— BEGIN —

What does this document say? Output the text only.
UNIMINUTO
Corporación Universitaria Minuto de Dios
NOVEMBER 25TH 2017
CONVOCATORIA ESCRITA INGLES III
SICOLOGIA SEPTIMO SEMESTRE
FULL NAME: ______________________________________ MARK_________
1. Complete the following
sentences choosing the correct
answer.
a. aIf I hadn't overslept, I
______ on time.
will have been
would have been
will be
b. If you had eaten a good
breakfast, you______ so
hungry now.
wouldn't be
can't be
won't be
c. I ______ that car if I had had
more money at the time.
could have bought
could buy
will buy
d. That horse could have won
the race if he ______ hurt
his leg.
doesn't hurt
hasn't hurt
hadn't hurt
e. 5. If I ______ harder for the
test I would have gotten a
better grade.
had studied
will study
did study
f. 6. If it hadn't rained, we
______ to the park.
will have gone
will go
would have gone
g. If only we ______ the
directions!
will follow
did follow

— END —

Task goal:
Print the entries exactly. Include every one.

Output below:
What does this document say? Output the text only.
UNIMINUTO
Corporación Universitaria Minuto de Dios
NOVEMBER 25TH 2017
CONVOCATORIA ESCRITA INGLES III
SICOLOGIA SEPTIMO SEMESTRE
FULL NAME: ______________________________________ MARK_________
1. Complete the following
sentences choosing the correct
answer.
a. aIf I hadn't overslept, I
______ on time.
will have been
would have been
will be
b. If you had eaten a good
breakfast, you______ so
hungry now.
wouldn't be
can't be
won't be
c. I ______ that car if I had had
more money at the time.
could have bought
could buy
will buy
d. That horse could have won
the race if he ______ hurt
his leg.
doesn't hurt
hasn't hurt
hadn't hurt
e. 5. If I ______ harder for the
test I would have gotten a
better grade.
had studied
will study
did study
f. 6. If it hadn't rained, we
______ to the park.
will have gone
will go
would have gone
g. If only we ______ the
directions!
will follow
did follow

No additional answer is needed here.